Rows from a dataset

┄┄┄┄┄┄┄┄┄┄┄┄┄┄┄┄┄┄┄┄

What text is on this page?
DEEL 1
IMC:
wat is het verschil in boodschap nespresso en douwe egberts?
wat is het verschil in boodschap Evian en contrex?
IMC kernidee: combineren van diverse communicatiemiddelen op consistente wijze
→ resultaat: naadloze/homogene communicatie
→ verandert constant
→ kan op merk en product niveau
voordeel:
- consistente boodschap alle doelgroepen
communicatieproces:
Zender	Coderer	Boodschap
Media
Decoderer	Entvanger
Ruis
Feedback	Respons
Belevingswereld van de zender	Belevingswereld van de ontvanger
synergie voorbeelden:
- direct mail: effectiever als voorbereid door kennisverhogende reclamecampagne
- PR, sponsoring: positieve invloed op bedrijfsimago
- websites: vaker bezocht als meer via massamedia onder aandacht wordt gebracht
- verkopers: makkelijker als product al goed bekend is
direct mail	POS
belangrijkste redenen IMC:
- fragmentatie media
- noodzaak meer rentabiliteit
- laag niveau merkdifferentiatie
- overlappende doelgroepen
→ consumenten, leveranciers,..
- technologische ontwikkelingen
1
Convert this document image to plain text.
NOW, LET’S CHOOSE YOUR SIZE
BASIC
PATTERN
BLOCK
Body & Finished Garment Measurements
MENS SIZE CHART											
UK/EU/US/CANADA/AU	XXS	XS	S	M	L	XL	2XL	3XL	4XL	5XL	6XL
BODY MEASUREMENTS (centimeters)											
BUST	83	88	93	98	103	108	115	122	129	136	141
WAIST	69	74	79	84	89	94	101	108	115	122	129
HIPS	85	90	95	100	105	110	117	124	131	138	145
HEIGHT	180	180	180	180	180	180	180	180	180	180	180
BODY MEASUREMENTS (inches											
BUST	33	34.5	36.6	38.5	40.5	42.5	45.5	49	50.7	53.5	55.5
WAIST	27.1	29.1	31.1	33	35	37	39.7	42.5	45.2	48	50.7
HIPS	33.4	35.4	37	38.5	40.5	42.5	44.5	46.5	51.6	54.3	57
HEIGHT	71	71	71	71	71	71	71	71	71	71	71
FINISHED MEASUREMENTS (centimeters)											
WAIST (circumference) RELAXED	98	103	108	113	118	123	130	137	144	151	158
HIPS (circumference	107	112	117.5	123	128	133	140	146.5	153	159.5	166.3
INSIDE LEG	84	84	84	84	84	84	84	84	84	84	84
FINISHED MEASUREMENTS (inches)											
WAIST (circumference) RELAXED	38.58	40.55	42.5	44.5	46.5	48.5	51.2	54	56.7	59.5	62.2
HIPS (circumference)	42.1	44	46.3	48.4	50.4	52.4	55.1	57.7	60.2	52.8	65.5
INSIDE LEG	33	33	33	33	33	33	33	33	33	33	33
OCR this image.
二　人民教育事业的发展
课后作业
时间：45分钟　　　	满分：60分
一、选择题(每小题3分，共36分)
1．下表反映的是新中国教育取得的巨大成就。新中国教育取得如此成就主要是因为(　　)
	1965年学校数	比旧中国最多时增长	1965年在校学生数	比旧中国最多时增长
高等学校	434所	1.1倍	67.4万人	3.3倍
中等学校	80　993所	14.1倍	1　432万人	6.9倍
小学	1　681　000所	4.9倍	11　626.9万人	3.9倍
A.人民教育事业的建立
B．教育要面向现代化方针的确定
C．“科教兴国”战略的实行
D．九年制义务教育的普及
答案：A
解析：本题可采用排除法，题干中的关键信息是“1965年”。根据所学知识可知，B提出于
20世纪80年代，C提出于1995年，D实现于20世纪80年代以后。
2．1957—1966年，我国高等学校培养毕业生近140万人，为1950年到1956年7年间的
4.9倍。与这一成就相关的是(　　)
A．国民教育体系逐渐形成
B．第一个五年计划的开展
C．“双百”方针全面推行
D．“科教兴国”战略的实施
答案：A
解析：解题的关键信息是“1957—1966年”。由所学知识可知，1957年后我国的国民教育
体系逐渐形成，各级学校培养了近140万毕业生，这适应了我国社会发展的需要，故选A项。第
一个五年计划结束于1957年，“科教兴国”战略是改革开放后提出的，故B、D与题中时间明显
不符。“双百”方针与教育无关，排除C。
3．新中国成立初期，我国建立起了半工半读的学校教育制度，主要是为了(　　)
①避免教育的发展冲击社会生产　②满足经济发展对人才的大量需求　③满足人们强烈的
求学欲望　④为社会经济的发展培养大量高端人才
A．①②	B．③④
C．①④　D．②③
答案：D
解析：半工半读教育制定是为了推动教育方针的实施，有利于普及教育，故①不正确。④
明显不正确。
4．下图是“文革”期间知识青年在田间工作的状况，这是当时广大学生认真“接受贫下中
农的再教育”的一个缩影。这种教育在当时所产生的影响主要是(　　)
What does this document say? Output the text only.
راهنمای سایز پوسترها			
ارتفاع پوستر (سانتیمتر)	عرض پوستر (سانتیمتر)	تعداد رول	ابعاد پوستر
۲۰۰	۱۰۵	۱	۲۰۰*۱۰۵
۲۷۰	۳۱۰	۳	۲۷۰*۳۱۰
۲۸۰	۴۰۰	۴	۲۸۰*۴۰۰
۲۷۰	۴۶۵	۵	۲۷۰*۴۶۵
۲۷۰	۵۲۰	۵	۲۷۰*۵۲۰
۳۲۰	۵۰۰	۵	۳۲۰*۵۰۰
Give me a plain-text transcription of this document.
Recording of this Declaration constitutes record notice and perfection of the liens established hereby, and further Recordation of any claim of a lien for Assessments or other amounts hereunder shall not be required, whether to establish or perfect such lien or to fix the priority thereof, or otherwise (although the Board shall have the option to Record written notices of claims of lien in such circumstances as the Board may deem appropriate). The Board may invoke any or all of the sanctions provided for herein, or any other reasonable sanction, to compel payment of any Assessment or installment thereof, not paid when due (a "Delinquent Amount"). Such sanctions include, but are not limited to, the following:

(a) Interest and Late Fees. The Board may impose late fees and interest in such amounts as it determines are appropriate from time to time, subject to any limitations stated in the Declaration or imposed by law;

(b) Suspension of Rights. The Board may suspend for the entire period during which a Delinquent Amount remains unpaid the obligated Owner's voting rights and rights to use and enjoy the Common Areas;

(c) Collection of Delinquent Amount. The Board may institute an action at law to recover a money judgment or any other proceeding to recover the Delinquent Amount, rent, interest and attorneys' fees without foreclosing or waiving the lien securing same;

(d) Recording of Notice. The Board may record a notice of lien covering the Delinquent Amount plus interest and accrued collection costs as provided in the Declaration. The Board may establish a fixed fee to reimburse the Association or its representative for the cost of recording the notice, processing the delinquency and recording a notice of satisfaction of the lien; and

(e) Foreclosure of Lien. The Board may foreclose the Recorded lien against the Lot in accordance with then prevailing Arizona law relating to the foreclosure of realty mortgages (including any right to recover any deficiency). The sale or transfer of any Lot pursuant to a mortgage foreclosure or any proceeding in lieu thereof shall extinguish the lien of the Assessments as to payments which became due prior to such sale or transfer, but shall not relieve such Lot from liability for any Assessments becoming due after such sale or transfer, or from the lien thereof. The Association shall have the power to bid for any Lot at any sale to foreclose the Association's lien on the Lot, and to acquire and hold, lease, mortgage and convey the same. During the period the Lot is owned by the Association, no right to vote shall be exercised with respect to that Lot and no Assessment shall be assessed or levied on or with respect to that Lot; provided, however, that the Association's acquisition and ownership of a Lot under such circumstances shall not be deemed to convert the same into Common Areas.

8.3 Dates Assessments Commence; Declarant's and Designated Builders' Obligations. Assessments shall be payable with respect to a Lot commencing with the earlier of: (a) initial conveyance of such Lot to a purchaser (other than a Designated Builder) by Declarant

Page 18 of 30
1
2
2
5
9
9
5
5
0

┄┄┄┄┄┄┄┄┄┄┄┄┄┄┄┄┄┄┄┄

Task objective
Please set down each line of the records exactly as given.

Reply to the task
What text is on this page?
DEEL 1
IMC:
wat is het verschil in boodschap nespresso en douwe egberts?
wat is het verschil in boodschap Evian en contrex?
IMC kernidee: combineren van diverse communicatiemiddelen op consistente wijze
→ resultaat: naadloze/homogene communicatie
→ verandert constant
→ kan op merk en product niveau
voordeel:
- consistente boodschap alle doelgroepen
communicatieproces:
Zender	Coderer	Boodschap
Media
Decoderer	Entvanger
Ruis
Feedback	Respons
Belevingswereld van de zender	Belevingswereld van de ontvanger
synergie voorbeelden:
- direct mail: effectiever als voorbereid door kennisverhogende reclamecampagne
- PR, sponsoring: positieve invloed op bedrijfsimago
- websites: vaker bezocht als meer via massamedia onder aandacht wordt gebracht
- verkopers: makkelijker als product al goed bekend is
direct mail	POS
belangrijkste redenen IMC:
- fragmentatie media
- noodzaak meer rentabiliteit
- laag niveau merkdifferentiatie
- overlappende doelgroepen
→ consumenten, leveranciers,..
- technologische ontwikkelingen
1
Convert this document image to plain text.
NOW, LET’S CHOOSE YOUR SIZE
BASIC
PATTERN
BLOCK
Body & Finished Garment Measurements
MENS SIZE CHART											
UK/EU/US/CANADA/AU	XXS	XS	S	M	L	XL	2XL	3XL	4XL	5XL	6XL
BODY MEASUREMENTS (centimeters)											
BUST	83	88	93	98	103	108	115	122	129	136	141
WAIST	69	74	79	84	89	94	101	108	115	122	129
HIPS	85	90	95	100	105	110	117	124	131	138	145
HEIGHT	180	180	180	180	180	180	180	180	180	180	180
BODY MEASUREMENTS (inches											
BUST	33	34.5	36.6	38.5	40.5	42.5	45.5	49	50.7	53.5	55.5
WAIST	27.1	29.1	31.1	33	35	37	39.7	42.5	45.2	48	50.7
HIPS	33.4	35.4	37	38.5	40.5	42.5	44.5	46.5	51.6	54.3	57
HEIGHT	71	71	71	71	71	71	71	71	71	71	71
FINISHED MEASUREMENTS (centimeters)											
WAIST (circumference) RELAXED	98	103	108	113	118	123	130	137	144	151	158
HIPS (circumference	107	112	117.5	123	128	133	140	146.5	153	159.5	166.3
INSIDE LEG	84	84	84	84	84	84	84	84	84	84	84
FINISHED MEASUREMENTS (inches)											
WAIST (circumference) RELAXED	38.58	40.55	42.5	44.5	46.5	48.5	51.2	54	56.7	59.5	62.2
HIPS (circumference)	42.1	44	46.3	48.4	50.4	52.4	55.1	57.7	60.2	52.8	65.5
INSIDE LEG	33	33	33	33	33	33	33	33	33	33	33
OCR this image.
二　人民教育事业的发展
课后作业
时间：45分钟　　　	满分：60分
一、选择题(每小题3分，共36分)
1．下表反映的是新中国教育取得的巨大成就。新中国教育取得如此成就主要是因为(　　)
	1965年学校数	比旧中国最多时增长	1965年在校学生数	比旧中国最多时增长
高等学校	434所	1.1倍	67.4万人	3.3倍
中等学校	80　993所	14.1倍	1　432万人	6.9倍
小学	1　681　000所	4.9倍	11　626.9万人	3.9倍
A.人民教育事业的建立
B．教育要面向现代化方针的确定
C．“科教兴国”战略的实行
D．九年制义务教育的普及
答案：A
解析：本题可采用排除法，题干中的关键信息是“1965年”。根据所学知识可知，B提出于
20世纪80年代，C提出于1995年，D实现于20世纪80年代以后。
2．1957—1966年，我国高等学校培养毕业生近140万人，为1950年到1956年7年间的
4.9倍。与这一成就相关的是(　　)
A．国民教育体系逐渐形成
B．第一个五年计划的开展
C．“双百”方针全面推行
D．“科教兴国”战略的实施
答案：A
解析：解题的关键信息是“1957—1966年”。由所学知识可知，1957年后我国的国民教育
体系逐渐形成，各级学校培养了近140万毕业生，这适应了我国社会发展的需要，故选A项。第
一个五年计划结束于1957年，“科教兴国”战略是改革开放后提出的，故B、D与题中时间明显
不符。“双百”方针与教育无关，排除C。
3．新中国成立初期，我国建立起了半工半读的学校教育制度，主要是为了(　　)
①避免教育的发展冲击社会生产　②满足经济发展对人才的大量需求　③满足人们强烈的
求学欲望　④为社会经济的发展培养大量高端人才
A．①②	B．③④
C．①④　D．②③
答案：D
解析：半工半读教育制定是为了推动教育方针的实施，有利于普及教育，故①不正确。④
明显不正确。
4．下图是“文革”期间知识青年在田间工作的状况，这是当时广大学生认真“接受贫下中
农的再教育”的一个缩影。这种教育在当时所产生的影响主要是(　　)
What does this document say? Output the text only.
راهنمای سایز پوسترها			
ارتفاع پوستر (سانتیمتر)	عرض پوستر (سانتیمتر)	تعداد رول	ابعاد پوستر
۲۰۰	۱۰۵	۱	۲۰۰*۱۰۵
۲۷۰	۳۱۰	۳	۲۷۰*۳۱۰
۲۸۰	۴۰۰	۴	۲۸۰*۴۰۰
۲۷۰	۴۶۵	۵	۲۷۰*۴۶۵
۲۷۰	۵۲۰	۵	۲۷۰*۵۲۰
۳۲۰	۵۰۰	۵	۳۲۰*۵۰۰
Give me a plain-text transcription of this document.
Recording of this Declaration constitutes record notice and perfection of the liens established hereby, and further Recordation of any claim of a lien for Assessments or other amounts hereunder shall not be required, whether to establish or perfect such lien or to fix the priority thereof, or otherwise (although the Board shall have the option to Record written notices of claims of lien in such circumstances as the Board may deem appropriate). The Board may invoke any or all of the sanctions provided for herein, or any other reasonable sanction, to compel payment of any Assessment or installment thereof, not paid when due (a "Delinquent Amount"). Such sanctions include, but are not limited to, the following:

(a) Interest and Late Fees. The Board may impose late fees and interest in such amounts as it determines are appropriate from time to time, subject to any limitations stated in the Declaration or imposed by law;

(b) Suspension of Rights. The Board may suspend for the entire period during which a Delinquent Amount remains unpaid the obligated Owner's voting rights and rights to use and enjoy the Common Areas;

(c) Collection of Delinquent Amount. The Board may institute an action at law to recover a money judgment or any other proceeding to recover the Delinquent Amount, rent, interest and attorneys' fees without foreclosing or waiving the lien securing same;

(d) Recording of Notice. The Board may record a notice of lien covering the Delinquent Amount plus interest and accrued collection costs as provided in the Declaration. The Board may establish a fixed fee to reimburse the Association or its representative for the cost of recording the notice, processing the delinquency and recording a notice of satisfaction of the lien; and

(e) Foreclosure of Lien. The Board may foreclose the Recorded lien against the Lot in accordance with then prevailing Arizona law relating to the foreclosure of realty mortgages (including any right to recover any deficiency). The sale or transfer of any Lot pursuant to a mortgage foreclosure or any proceeding in lieu thereof shall extinguish the lien of the Assessments as to payments which became due prior to such sale or transfer, but shall not relieve such Lot from liability for any Assessments becoming due after such sale or transfer, or from the lien thereof. The Association shall have the power to bid for any Lot at any sale to foreclose the Association's lien on the Lot, and to acquire and hold, lease, mortgage and convey the same. During the period the Lot is owned by the Association, no right to vote shall be exercised with respect to that Lot and no Assessment shall be assessed or levied on or with respect to that Lot; provided, however, that the Association's acquisition and ownership of a Lot under such circumstances shall not be deemed to convert the same into Common Areas.

8.3 Dates Assessments Commence; Declarant's and Designated Builders' Obligations. Assessments shall be payable with respect to a Lot commencing with the earlier of: (a) initial conveyance of such Lot to a purchaser (other than a Designated Builder) by Declarant

Page 18 of 30
1
2
2
5
9
9
5
5
0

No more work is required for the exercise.